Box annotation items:
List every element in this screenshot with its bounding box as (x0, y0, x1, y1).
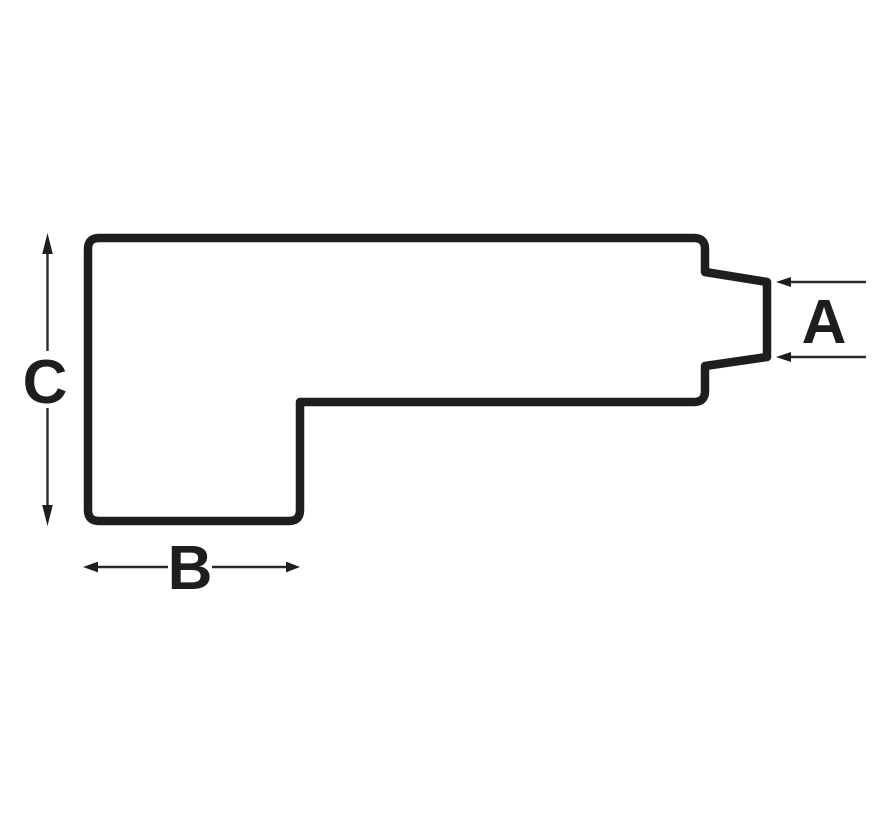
dimension A line top (789, 281, 866, 283)
svg-text:A: A (802, 288, 847, 357)
dimension A arrow bottom (776, 352, 791, 362)
profile outline (88, 238, 767, 521)
dimension A arrow top (776, 277, 791, 287)
dimension A line bottom (789, 356, 866, 358)
dimension C line upper (46, 252, 48, 351)
svg-text:B: B (168, 534, 213, 603)
svg-text:C: C (23, 348, 68, 417)
dimension B line right (212, 566, 288, 568)
dimension C line lower (46, 408, 48, 508)
dimension B arrow right (286, 562, 300, 573)
dimension B line left (96, 566, 168, 568)
dimension B arrow left (83, 562, 98, 573)
dimension C arrow down (42, 505, 53, 526)
dimension C arrow up (42, 233, 53, 254)
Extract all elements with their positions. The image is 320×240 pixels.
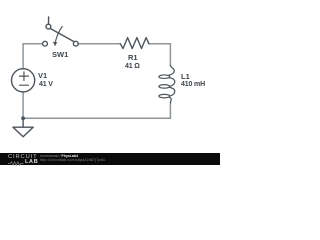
- wire V1 bottom to junction: [22, 92, 24, 119]
- label 41 V: [39, 81, 53, 88]
- voltage source V1 circle: [12, 69, 35, 92]
- inductor L1 coil: [169, 65, 175, 75]
- switch SW1 lever: [50, 28, 74, 41]
- inductor exit curve: [169, 97, 171, 103]
- logo waveform: [8, 161, 25, 166]
- label 41 ohm: [125, 63, 140, 70]
- ground triangle: [13, 127, 33, 137]
- wire bottom horizontal: [23, 117, 170, 119]
- label L1: [181, 73, 190, 81]
- switch SW1 right terminal circle: [73, 41, 78, 46]
- switch SW1 top terminal circle: [46, 24, 51, 29]
- label 410 mH: [181, 81, 205, 88]
- wire left vertical (corner down to V1 top): [22, 44, 24, 69]
- switch SW1 left terminal circle: [43, 41, 48, 46]
- url line: [40, 159, 105, 163]
- wire right vertical lower (inductor bottom to corner): [169, 103, 171, 119]
- ground stub: [22, 118, 24, 127]
- resistor R1 zigzag: [120, 38, 149, 49]
- user line: [40, 155, 78, 159]
- label R1: [128, 54, 138, 62]
- wire right vertical upper (corner to inductor top): [169, 44, 171, 66]
- label V1: [38, 72, 47, 80]
- CircuitLab logo word CIRCUIT: [8, 155, 37, 161]
- watermark bar: [0, 153, 220, 165]
- junction node dot: [21, 116, 25, 120]
- wire resistor to top-right corner: [149, 43, 171, 45]
- switch SW1 top stub: [48, 17, 50, 24]
- V1 minus sign: [20, 84, 29, 86]
- V1 plus sign: [20, 72, 29, 81]
- logo word LAB: [25, 160, 38, 166]
- wire top-left horizontal (corner to switch left terminal): [23, 43, 42, 45]
- wire switch right terminal to resistor: [78, 43, 120, 45]
- label SW1: [52, 51, 68, 59]
- switch SW1 actuation arrow: [55, 27, 62, 43]
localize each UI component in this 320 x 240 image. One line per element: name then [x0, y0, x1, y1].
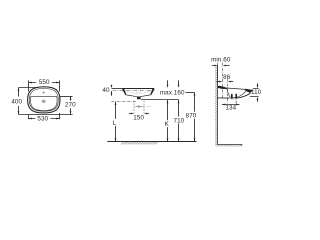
svg-text:max.160: max.160 — [160, 90, 185, 97]
svg-text:270: 270 — [65, 102, 76, 109]
svg-text:530: 530 — [37, 115, 48, 122]
svg-text:min.60: min.60 — [211, 57, 231, 64]
svg-text:870: 870 — [186, 112, 197, 119]
svg-text:86: 86 — [223, 74, 231, 81]
svg-text:550: 550 — [39, 79, 50, 86]
svg-text:110: 110 — [251, 89, 262, 96]
svg-text:134: 134 — [225, 105, 236, 112]
svg-text:400: 400 — [11, 98, 22, 105]
svg-text:40: 40 — [102, 87, 110, 94]
svg-text:L: L — [113, 120, 117, 127]
svg-text:150: 150 — [133, 115, 144, 122]
svg-text:710: 710 — [174, 117, 185, 124]
svg-text:K: K — [165, 121, 170, 128]
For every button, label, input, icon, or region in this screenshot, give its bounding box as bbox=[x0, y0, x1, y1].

Instructions to follow: Render the lines from the one containing "- wire V1 bottom" through the one containing "localize each UI", both included, as a JSON array of strings with one string per line and no blank lines.

The result:
[
  "- wire V1 bottom to junction: [22, 92, 24, 119]",
  "- label 41 V: [39, 81, 53, 88]",
  "- voltage source V1 circle: [12, 69, 35, 92]",
  "- inductor L1 coil: [169, 65, 175, 75]",
  "- switch SW1 lever: [50, 28, 74, 41]",
  "- inductor exit curve: [169, 97, 171, 103]",
  "- logo waveform: [8, 161, 25, 166]",
  "- label 41 ohm: [125, 63, 140, 70]",
  "- ground triangle: [13, 127, 33, 137]",
  "- wire bottom horizontal: [23, 117, 170, 119]",
  "- label L1: [181, 73, 190, 81]",
  "- switch SW1 right terminal circle: [73, 41, 78, 46]",
  "- switch SW1 top terminal circle: [46, 24, 51, 29]",
  "- label 410 mH: [181, 81, 205, 88]",
  "- wire left vertical (corner down to V1 top): [22, 44, 24, 69]",
  "- switch SW1 left terminal circle: [43, 41, 48, 46]",
  "- url line: [40, 159, 105, 163]",
  "- wire right vertical lower (inductor bottom to corner): [169, 103, 171, 119]",
  "- ground stub: [22, 118, 24, 127]",
  "- resistor R1 zigzag: [120, 38, 149, 49]",
  "- user line: [40, 155, 78, 159]",
  "- label R1: [128, 54, 138, 62]",
  "- wire right vertical upper (corner to inductor top): [169, 44, 171, 66]",
  "- label V1: [38, 72, 47, 80]",
  "- CircuitLab logo word CIRCUIT: [8, 155, 37, 161]",
  "- watermark bar: [0, 153, 220, 165]",
  "- junction node dot: [21, 116, 25, 120]",
  "- wire resistor to top-right corner: [149, 43, 171, 45]",
  "- switch SW1 top stub: [48, 17, 50, 24]",
  "- V1 minus sign: [20, 84, 29, 86]",
  "- V1 plus sign: [20, 72, 29, 81]",
  "- logo word LAB: [25, 160, 38, 166]",
  "- wire top-left horizontal (corner to switch left terminal): [23, 43, 42, 45]",
  "- wire switch right terminal to resistor: [78, 43, 120, 45]",
  "- label SW1: [52, 51, 68, 59]",
  "- switch SW1 actuation arrow: [55, 27, 62, 43]",
  "localize each UI component in this 320 x 240 image. One line per element: name then [x0, y0, x1, y1]."
]